Given problem -
Your answer should be a single number: the count of lines that include the word "JSON".

Material provided -
^^^^^^^^

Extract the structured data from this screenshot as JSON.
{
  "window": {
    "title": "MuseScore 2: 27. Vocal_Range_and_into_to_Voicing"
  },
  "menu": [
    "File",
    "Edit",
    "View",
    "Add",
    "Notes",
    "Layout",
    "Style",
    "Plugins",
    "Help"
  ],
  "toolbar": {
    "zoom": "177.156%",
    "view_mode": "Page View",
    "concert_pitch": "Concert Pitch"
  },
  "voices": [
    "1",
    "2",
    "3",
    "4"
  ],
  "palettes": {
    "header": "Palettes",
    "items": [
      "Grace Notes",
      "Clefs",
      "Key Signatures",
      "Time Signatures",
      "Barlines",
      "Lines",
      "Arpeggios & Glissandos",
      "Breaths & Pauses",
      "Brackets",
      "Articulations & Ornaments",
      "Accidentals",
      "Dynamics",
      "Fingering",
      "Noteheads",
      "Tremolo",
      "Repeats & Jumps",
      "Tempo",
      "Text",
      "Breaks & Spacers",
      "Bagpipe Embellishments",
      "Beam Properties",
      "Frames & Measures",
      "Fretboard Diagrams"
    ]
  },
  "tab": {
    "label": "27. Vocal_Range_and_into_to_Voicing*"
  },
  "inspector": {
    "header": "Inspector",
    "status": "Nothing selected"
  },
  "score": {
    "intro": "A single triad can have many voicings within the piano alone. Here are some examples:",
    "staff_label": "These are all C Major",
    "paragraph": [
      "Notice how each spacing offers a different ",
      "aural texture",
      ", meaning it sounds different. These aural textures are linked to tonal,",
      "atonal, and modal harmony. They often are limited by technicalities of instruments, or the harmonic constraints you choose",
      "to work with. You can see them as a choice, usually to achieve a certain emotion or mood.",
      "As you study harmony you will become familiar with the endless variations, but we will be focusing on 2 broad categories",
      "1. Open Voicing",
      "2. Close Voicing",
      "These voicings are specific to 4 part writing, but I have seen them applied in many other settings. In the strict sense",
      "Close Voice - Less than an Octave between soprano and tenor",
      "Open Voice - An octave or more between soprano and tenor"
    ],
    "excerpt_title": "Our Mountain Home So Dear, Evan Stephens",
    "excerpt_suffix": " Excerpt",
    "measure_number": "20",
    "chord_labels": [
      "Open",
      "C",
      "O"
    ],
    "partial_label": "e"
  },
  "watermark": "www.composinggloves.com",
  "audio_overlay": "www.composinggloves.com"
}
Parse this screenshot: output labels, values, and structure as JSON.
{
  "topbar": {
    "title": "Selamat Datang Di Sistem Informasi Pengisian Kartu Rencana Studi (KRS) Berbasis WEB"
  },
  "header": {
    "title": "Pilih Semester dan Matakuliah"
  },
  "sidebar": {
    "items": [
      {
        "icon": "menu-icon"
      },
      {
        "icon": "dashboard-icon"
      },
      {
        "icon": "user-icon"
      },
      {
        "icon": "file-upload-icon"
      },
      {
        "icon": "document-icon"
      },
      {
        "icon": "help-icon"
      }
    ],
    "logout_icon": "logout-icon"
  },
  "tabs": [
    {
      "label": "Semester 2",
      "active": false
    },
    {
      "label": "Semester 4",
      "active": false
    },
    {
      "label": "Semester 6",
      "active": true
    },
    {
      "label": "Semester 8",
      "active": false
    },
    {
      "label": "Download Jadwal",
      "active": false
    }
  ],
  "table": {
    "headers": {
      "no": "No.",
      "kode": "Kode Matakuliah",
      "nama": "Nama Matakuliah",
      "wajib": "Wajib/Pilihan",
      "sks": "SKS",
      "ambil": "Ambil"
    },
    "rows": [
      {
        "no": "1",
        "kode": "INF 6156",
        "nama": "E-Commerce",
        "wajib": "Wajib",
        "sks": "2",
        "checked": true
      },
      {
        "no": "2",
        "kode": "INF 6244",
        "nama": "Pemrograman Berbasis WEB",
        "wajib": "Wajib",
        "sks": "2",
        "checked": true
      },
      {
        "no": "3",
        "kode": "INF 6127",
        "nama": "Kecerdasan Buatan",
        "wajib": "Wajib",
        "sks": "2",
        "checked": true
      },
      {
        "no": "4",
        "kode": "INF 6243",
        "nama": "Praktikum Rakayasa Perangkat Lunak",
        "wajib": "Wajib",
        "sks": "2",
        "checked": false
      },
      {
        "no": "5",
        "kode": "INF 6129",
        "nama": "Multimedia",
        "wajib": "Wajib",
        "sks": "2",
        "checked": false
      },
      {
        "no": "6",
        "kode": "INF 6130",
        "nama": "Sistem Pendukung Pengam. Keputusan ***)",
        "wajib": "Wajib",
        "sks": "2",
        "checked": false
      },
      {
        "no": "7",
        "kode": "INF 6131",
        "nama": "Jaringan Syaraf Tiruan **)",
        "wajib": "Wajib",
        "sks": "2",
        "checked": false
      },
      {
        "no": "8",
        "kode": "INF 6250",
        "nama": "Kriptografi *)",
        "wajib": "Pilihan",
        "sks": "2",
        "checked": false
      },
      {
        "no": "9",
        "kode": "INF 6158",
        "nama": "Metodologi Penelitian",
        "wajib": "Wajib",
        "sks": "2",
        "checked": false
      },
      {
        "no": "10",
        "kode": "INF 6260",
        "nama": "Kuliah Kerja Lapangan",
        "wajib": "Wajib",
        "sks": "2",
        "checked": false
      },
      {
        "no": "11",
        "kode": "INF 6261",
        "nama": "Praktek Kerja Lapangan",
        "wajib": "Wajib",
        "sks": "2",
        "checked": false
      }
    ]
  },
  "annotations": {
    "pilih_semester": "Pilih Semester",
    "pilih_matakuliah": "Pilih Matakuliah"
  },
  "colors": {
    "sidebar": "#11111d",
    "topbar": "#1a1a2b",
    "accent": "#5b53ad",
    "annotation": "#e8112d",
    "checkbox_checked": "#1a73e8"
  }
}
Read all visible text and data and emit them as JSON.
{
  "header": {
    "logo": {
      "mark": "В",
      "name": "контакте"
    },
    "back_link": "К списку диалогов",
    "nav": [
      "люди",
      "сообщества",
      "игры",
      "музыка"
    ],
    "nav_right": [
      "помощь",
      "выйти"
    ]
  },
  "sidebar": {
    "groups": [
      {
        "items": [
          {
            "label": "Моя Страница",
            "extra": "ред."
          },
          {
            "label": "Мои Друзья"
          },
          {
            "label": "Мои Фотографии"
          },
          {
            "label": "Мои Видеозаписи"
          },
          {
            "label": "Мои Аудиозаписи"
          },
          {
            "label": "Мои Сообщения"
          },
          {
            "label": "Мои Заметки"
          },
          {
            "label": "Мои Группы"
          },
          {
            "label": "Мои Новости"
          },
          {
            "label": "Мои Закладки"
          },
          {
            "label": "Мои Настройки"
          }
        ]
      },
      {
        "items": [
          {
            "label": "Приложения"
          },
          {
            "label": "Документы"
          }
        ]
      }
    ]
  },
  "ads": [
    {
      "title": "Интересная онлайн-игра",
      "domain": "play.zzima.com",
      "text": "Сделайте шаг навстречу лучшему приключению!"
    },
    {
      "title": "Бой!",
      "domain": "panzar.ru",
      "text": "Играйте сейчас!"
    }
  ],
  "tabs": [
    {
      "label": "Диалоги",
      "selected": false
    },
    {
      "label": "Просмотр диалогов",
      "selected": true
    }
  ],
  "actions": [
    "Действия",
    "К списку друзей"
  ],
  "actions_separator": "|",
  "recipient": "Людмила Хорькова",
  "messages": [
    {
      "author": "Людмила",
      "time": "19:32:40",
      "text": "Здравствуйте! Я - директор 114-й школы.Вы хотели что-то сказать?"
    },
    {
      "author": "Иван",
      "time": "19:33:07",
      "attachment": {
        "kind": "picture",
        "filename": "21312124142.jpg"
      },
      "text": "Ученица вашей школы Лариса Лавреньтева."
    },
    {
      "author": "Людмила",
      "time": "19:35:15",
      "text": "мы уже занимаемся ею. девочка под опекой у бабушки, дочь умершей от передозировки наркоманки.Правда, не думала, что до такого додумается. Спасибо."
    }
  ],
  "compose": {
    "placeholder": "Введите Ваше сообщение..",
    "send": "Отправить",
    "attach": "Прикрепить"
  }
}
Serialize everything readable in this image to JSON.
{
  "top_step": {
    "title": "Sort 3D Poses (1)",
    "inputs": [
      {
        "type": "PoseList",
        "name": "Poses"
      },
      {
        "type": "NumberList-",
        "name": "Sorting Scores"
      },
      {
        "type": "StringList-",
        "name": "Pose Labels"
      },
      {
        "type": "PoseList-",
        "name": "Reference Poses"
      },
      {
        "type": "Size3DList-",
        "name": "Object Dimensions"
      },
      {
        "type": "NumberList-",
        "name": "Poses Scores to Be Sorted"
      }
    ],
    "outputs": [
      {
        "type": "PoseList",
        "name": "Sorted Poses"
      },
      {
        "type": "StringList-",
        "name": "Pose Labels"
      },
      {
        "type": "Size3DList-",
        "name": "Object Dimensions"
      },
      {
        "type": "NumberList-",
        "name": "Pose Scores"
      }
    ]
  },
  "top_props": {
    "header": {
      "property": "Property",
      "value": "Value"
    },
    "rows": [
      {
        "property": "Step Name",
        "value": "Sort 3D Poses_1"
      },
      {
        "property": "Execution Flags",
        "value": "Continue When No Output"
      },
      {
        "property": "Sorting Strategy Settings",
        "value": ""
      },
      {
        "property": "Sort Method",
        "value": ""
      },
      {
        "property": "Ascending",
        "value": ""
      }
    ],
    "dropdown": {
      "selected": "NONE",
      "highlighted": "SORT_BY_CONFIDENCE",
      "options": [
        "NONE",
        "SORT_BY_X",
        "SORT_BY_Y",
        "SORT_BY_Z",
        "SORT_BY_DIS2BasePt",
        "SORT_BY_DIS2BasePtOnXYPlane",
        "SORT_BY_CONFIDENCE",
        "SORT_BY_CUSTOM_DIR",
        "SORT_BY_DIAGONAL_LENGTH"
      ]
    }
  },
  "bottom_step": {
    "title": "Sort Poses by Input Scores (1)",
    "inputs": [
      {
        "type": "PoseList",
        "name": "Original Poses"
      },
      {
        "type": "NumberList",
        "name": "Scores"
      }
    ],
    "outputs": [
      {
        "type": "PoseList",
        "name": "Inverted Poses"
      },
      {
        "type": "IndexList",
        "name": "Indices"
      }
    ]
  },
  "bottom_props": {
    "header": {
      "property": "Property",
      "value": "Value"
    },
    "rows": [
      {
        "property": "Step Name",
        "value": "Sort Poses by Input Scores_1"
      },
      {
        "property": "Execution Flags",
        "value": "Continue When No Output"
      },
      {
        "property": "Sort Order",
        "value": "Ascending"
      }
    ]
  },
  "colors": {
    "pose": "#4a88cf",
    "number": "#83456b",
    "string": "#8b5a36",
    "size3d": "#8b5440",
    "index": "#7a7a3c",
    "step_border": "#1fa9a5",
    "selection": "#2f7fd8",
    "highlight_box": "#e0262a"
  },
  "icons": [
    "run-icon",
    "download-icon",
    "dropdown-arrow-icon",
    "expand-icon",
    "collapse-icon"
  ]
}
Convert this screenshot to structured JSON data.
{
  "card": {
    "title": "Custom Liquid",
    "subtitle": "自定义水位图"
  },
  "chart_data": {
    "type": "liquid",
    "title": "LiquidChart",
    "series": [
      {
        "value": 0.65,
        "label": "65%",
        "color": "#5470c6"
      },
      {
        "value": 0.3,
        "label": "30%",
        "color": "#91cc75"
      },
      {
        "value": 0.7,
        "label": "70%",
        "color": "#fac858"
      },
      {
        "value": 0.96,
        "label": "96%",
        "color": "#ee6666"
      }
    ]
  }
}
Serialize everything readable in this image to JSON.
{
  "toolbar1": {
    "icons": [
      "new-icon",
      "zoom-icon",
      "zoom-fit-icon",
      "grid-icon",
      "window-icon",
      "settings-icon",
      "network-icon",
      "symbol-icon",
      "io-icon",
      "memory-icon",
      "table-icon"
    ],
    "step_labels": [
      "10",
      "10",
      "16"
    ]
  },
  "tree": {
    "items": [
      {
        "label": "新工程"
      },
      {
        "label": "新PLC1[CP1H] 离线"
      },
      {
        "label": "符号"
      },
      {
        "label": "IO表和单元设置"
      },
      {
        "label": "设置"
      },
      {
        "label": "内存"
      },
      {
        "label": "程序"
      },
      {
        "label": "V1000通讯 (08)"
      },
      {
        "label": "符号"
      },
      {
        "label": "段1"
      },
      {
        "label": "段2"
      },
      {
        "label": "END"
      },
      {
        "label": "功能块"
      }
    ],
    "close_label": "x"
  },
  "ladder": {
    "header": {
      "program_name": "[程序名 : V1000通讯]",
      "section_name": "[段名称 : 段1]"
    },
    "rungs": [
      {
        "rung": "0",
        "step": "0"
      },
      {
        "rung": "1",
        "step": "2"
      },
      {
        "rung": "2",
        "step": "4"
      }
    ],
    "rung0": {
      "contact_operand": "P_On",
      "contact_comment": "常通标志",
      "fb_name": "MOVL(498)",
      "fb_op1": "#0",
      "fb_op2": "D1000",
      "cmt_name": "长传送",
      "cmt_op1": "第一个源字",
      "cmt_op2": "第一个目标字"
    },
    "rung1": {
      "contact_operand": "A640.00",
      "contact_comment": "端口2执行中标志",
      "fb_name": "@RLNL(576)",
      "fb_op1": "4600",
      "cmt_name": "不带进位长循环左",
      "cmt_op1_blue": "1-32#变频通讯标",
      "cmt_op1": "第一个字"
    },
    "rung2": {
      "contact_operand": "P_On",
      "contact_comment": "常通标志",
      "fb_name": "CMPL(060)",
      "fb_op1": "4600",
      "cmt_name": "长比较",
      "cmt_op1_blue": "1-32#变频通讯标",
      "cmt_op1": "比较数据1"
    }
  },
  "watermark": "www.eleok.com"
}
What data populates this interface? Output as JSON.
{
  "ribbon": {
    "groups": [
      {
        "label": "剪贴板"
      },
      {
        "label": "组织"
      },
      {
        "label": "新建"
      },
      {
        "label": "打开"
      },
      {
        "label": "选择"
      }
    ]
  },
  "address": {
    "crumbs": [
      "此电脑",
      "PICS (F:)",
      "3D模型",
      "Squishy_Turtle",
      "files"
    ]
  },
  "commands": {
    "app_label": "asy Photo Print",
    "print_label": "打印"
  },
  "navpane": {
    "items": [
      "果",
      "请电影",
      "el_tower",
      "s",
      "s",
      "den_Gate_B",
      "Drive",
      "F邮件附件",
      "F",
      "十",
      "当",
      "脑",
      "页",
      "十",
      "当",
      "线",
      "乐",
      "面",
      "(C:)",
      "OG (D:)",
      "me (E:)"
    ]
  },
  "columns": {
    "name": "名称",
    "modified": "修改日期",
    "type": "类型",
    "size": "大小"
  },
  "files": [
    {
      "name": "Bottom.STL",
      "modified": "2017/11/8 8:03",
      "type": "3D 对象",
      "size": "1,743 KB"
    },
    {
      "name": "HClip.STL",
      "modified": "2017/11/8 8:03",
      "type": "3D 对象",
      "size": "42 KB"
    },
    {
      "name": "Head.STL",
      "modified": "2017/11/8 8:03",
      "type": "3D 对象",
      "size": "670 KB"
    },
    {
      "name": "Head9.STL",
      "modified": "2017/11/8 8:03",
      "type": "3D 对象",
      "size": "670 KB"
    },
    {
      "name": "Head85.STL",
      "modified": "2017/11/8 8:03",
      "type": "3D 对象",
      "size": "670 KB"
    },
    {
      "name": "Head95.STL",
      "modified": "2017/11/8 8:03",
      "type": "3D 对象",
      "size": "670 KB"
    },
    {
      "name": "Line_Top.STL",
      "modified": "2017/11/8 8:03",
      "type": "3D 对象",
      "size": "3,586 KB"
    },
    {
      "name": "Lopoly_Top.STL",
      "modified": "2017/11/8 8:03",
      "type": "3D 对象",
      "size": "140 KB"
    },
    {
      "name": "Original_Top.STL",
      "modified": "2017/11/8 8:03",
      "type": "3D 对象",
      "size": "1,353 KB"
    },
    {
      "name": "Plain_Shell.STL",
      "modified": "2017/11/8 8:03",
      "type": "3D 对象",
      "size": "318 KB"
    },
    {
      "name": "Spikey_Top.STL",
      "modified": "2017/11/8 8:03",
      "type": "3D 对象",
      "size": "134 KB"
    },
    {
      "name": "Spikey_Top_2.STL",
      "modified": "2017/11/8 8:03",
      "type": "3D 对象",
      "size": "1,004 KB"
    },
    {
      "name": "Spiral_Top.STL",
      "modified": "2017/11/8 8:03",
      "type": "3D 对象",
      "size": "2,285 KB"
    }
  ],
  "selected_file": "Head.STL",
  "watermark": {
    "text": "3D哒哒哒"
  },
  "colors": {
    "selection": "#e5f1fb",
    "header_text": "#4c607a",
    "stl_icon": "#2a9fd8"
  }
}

^^^^^^^^

Solution to the exercise -
7